» Written request: Repeat the listing in full, word for word.
-.-.-
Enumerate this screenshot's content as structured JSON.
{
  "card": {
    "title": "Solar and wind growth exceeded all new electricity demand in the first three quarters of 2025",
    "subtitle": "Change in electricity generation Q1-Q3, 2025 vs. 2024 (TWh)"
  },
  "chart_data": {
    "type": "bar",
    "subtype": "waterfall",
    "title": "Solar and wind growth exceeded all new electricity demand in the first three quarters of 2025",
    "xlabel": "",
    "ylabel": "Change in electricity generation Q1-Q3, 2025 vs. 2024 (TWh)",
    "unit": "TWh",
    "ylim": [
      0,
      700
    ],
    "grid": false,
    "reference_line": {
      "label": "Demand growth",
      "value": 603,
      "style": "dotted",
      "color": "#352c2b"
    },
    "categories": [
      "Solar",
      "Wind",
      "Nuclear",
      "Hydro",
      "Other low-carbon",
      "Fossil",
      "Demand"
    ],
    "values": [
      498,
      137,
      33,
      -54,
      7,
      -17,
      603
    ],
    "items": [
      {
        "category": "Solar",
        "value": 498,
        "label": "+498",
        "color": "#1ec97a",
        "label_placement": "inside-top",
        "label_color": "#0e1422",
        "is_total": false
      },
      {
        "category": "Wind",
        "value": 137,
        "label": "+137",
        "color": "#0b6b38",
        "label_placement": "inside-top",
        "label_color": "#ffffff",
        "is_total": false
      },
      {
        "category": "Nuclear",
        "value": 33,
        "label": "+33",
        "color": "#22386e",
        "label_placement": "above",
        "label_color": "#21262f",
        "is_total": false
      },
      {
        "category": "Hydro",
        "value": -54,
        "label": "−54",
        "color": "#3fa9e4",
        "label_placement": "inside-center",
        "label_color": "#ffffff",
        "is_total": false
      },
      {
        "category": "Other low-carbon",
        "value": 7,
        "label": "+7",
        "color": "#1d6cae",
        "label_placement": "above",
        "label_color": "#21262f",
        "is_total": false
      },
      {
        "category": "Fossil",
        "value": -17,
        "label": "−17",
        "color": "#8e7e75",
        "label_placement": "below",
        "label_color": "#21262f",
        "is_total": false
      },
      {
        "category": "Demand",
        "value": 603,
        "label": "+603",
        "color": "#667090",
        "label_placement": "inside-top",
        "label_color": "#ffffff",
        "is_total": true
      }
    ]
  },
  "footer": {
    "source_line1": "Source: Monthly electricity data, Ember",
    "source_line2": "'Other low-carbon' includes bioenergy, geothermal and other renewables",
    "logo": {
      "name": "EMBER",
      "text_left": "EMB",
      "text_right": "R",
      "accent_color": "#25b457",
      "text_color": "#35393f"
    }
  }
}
-.-.-
» Exercise response:
Enumerate this screenshot's content as structured JSON.
{
  "card": {
    "title": "Solar and wind growth exceeded all new electricity demand in the first three quarters of 2025",
    "subtitle": "Change in electricity generation Q1-Q3, 2025 vs. 2024 (TWh)"
  },
  "chart_data": {
    "type": "bar",
    "subtype": "waterfall",
    "title": "Solar and wind growth exceeded all new electricity demand in the first three quarters of 2025",
    "xlabel": "",
    "ylabel": "Change in electricity generation Q1-Q3, 2025 vs. 2024 (TWh)",
    "unit": "TWh",
    "ylim": [
      0,
      700
    ],
    "grid": false,
    "reference_line": {
      "label": "Demand growth",
      "value": 603,
      "style": "dotted",
      "color": "#352c2b"
    },
    "categories": [
      "Solar",
      "Wind",
      "Nuclear",
      "Hydro",
      "Other low-carbon",
      "Fossil",
      "Demand"
    ],
    "values": [
      498,
      137,
      33,
      -54,
      7,
      -17,
      603
    ],
    "items": [
      {
        "category": "Solar",
        "value": 498,
        "label": "+498",
        "color": "#1ec97a",
        "label_placement": "inside-top",
        "label_color": "#0e1422",
        "is_total": false
      },
      {
        "category": "Wind",
        "value": 137,
        "label": "+137",
        "color": "#0b6b38",
        "label_placement": "inside-top",
        "label_color": "#ffffff",
        "is_total": false
      },
      {
        "category": "Nuclear",
        "value": 33,
        "label": "+33",
        "color": "#22386e",
        "label_placement": "above",
        "label_color": "#21262f",
        "is_total": false
      },
      {
        "category": "Hydro",
        "value": -54,
        "label": "−54",
        "color": "#3fa9e4",
        "label_placement": "inside-center",
        "label_color": "#ffffff",
        "is_total": false
      },
      {
        "category": "Other low-carbon",
        "value": 7,
        "label": "+7",
        "color": "#1d6cae",
        "label_placement": "above",
        "label_color": "#21262f",
        "is_total": false
      },
      {
        "category": "Fossil",
        "value": -17,
        "label": "−17",
        "color": "#8e7e75",
        "label_placement": "below",
        "label_color": "#21262f",
        "is_total": false
      },
      {
        "category": "Demand",
        "value": 603,
        "label": "+603",
        "color": "#667090",
        "label_placement": "inside-top",
        "label_color": "#ffffff",
        "is_total": true
      }
    ]
  },
  "footer": {
    "source_line1": "Source: Monthly electricity data, Ember",
    "source_line2": "'Other low-carbon' includes bioenergy, geothermal and other renewables",
    "logo": {
      "name": "EMBER",
      "text_left": "EMB",
      "text_right": "R",
      "accent_color": "#25b457",
      "text_color": "#35393f"
    }
  }
}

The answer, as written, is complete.